• [WHAT THE TASK ASKS]: Can you retype every one of the entries below word for word?
--- BEGIN ---
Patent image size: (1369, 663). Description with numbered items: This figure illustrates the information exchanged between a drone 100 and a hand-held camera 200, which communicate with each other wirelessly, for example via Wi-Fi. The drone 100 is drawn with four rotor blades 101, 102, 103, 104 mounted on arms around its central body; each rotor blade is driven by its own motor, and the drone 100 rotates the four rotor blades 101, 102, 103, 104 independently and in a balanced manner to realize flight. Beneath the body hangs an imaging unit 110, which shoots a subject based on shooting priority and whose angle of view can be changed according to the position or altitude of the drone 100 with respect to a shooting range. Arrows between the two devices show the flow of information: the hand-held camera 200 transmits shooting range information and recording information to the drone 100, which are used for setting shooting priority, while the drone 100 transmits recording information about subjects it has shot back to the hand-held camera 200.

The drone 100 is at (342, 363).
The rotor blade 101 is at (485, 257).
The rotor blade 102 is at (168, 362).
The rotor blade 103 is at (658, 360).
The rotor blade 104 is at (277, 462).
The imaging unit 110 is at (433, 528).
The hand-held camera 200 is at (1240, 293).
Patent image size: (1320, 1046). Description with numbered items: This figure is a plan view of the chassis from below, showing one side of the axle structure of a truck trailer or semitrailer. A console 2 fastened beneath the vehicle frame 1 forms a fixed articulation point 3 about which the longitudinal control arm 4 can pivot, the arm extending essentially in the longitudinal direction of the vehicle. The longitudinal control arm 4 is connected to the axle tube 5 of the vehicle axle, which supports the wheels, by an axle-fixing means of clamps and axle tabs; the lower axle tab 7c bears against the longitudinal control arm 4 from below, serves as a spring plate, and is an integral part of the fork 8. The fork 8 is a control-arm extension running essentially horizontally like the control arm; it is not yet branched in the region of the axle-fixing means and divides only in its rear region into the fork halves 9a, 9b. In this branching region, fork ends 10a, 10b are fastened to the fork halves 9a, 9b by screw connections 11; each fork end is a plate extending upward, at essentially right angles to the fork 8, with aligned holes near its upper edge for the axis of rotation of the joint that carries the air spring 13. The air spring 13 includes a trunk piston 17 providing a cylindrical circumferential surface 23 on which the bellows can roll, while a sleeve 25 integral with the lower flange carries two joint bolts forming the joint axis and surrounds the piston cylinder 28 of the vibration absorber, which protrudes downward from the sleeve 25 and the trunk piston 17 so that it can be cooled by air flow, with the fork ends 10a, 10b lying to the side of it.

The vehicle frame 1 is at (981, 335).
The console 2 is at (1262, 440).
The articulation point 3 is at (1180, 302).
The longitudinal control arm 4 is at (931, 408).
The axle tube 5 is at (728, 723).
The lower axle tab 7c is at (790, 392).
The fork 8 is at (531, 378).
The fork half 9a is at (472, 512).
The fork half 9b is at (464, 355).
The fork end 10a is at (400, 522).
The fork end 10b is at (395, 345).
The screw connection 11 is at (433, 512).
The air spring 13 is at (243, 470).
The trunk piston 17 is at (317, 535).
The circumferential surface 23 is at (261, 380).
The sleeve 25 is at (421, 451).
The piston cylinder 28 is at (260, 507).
--- END ---
• [FINISHED EXERCISE]:
Patent image size: (1369, 663). Description with numbered items: This figure illustrates the information exchanged between a drone 100 and a hand-held camera 200, which communicate with each other wirelessly, for example via Wi-Fi. The drone 100 is drawn with four rotor blades 101, 102, 103, 104 mounted on arms around its central body; each rotor blade is driven by its own motor, and the drone 100 rotates the four rotor blades 101, 102, 103, 104 independently and in a balanced manner to realize flight. Beneath the body hangs an imaging unit 110, which shoots a subject based on shooting priority and whose angle of view can be changed according to the position or altitude of the drone 100 with respect to a shooting range. Arrows between the two devices show the flow of information: the hand-held camera 200 transmits shooting range information and recording information to the drone 100, which are used for setting shooting priority, while the drone 100 transmits recording information about subjects it has shot back to the hand-held camera 200.

The drone 100 is at (342, 363).
The rotor blade 101 is at (485, 257).
The rotor blade 102 is at (168, 362).
The rotor blade 103 is at (658, 360).
The rotor blade 104 is at (277, 462).
The imaging unit 110 is at (433, 528).
The hand-held camera 200 is at (1240, 293).
Patent image size: (1320, 1046). Description with numbered items: This figure is a plan view of the chassis from below, showing one side of the axle structure of a truck trailer or semitrailer. A console 2 fastened beneath the vehicle frame 1 forms a fixed articulation point 3 about which the longitudinal control arm 4 can pivot, the arm extending essentially in the longitudinal direction of the vehicle. The longitudinal control arm 4 is connected to the axle tube 5 of the vehicle axle, which supports the wheels, by an axle-fixing means of clamps and axle tabs; the lower axle tab 7c bears against the longitudinal control arm 4 from below, serves as a spring plate, and is an integral part of the fork 8. The fork 8 is a control-arm extension running essentially horizontally like the control arm; it is not yet branched in the region of the axle-fixing means and divides only in its rear region into the fork halves 9a, 9b. In this branching region, fork ends 10a, 10b are fastened to the fork halves 9a, 9b by screw connections 11; each fork end is a plate extending upward, at essentially right angles to the fork 8, with aligned holes near its upper edge for the axis of rotation of the joint that carries the air spring 13. The air spring 13 includes a trunk piston 17 providing a cylindrical circumferential surface 23 on which the bellows can roll, while a sleeve 25 integral with the lower flange carries two joint bolts forming the joint axis and surrounds the piston cylinder 28 of the vibration absorber, which protrudes downward from the sleeve 25 and the trunk piston 17 so that it can be cooled by air flow, with the fork ends 10a, 10b lying to the side of it.

The vehicle frame 1 is at (981, 335).
The console 2 is at (1262, 440).
The articulation point 3 is at (1180, 302).
The longitudinal control arm 4 is at (931, 408).
The axle tube 5 is at (728, 723).
The lower axle tab 7c is at (790, 392).
The fork 8 is at (531, 378).
The fork half 9a is at (472, 512).
The fork half 9b is at (464, 355).
The fork end 10a is at (400, 522).
The fork end 10b is at (395, 345).
The screw connection 11 is at (433, 512).
The air spring 13 is at (243, 470).
The trunk piston 17 is at (317, 535).
The circumferential surface 23 is at (261, 380).
The sleeve 25 is at (421, 451).
The piston cylinder 28 is at (260, 507).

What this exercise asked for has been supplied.